Saved data entries:
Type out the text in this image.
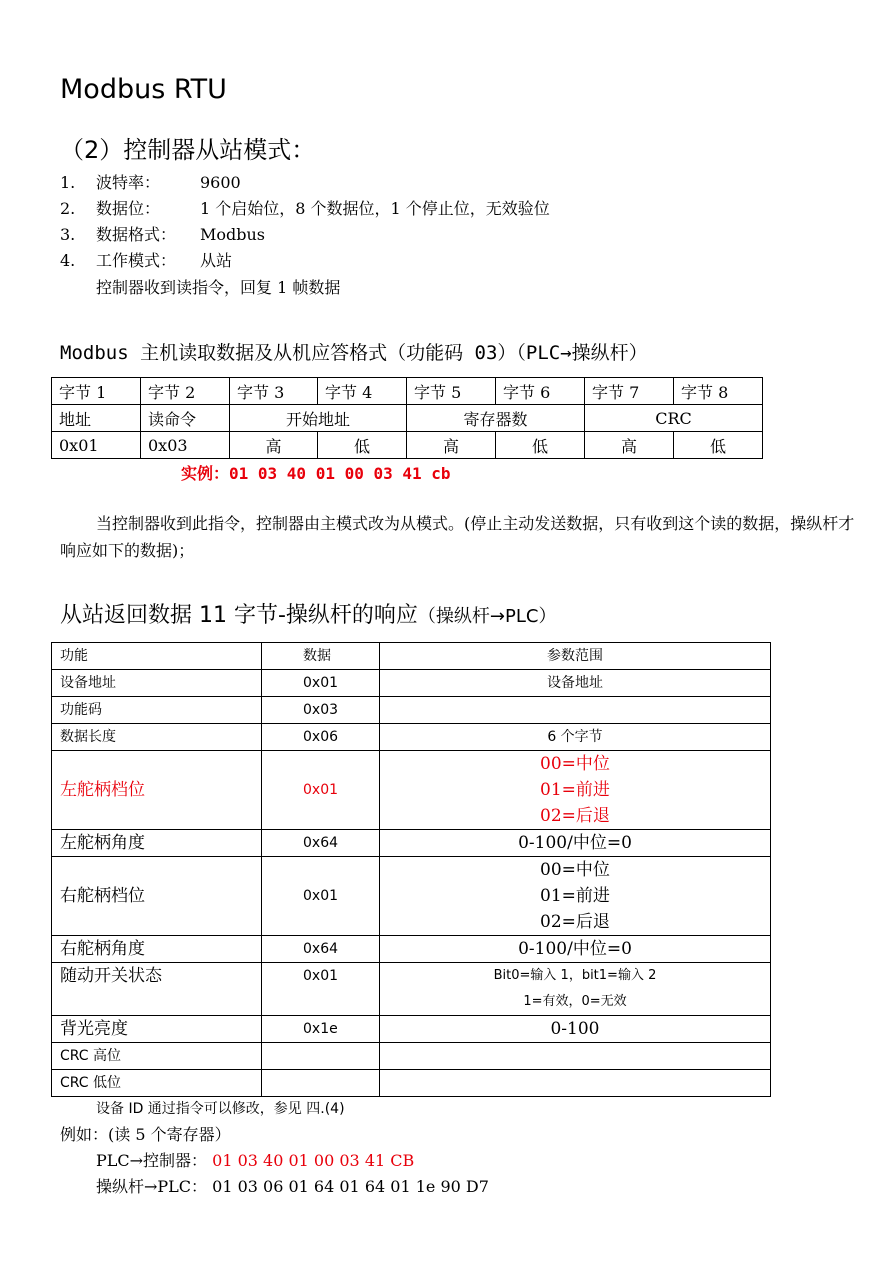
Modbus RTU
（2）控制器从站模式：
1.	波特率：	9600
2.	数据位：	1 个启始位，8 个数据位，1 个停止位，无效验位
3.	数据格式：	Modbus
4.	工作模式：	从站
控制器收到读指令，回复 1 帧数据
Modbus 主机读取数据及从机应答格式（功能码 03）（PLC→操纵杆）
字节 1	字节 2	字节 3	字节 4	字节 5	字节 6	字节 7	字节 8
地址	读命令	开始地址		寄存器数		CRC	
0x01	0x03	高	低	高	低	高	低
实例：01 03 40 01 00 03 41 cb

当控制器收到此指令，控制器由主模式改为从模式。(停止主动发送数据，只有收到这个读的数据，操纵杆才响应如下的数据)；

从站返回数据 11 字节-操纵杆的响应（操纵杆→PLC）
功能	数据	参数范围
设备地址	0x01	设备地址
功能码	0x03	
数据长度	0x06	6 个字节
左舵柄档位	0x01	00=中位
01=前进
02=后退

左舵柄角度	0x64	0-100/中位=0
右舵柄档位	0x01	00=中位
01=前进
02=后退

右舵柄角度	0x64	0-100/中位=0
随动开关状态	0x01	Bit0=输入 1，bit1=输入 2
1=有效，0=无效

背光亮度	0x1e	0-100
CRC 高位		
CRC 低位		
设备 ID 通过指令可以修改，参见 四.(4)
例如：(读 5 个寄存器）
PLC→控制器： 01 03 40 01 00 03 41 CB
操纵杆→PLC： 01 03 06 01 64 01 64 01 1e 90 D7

Given task:
Please set down each line of the data above exactly as written, without the pictures.

Correct response:
Type out the text in this image.
Modbus RTU
（2）控制器从站模式：
1.	波特率：	9600
2.	数据位：	1 个启始位，8 个数据位，1 个停止位，无效验位
3.	数据格式：	Modbus
4.	工作模式：	从站
控制器收到读指令，回复 1 帧数据
Modbus 主机读取数据及从机应答格式（功能码 03）（PLC→操纵杆）
字节 1	字节 2	字节 3	字节 4	字节 5	字节 6	字节 7	字节 8
地址	读命令	开始地址		寄存器数		CRC	
0x01	0x03	高	低	高	低	高	低
实例：01 03 40 01 00 03 41 cb

当控制器收到此指令，控制器由主模式改为从模式。(停止主动发送数据，只有收到这个读的数据，操纵杆才响应如下的数据)；

从站返回数据 11 字节-操纵杆的响应（操纵杆→PLC）
功能	数据	参数范围
设备地址	0x01	设备地址
功能码	0x03	
数据长度	0x06	6 个字节
左舵柄档位	0x01	00=中位
01=前进
02=后退

左舵柄角度	0x64	0-100/中位=0
右舵柄档位	0x01	00=中位
01=前进
02=后退

右舵柄角度	0x64	0-100/中位=0
随动开关状态	0x01	Bit0=输入 1，bit1=输入 2
1=有效，0=无效

背光亮度	0x1e	0-100
CRC 高位		
CRC 低位		
设备 ID 通过指令可以修改，参见 四.(4)
例如：(读 5 个寄存器）
PLC→控制器： 01 03 40 01 00 03 41 CB
操纵杆→PLC： 01 03 06 01 64 01 64 01 1e 90 D7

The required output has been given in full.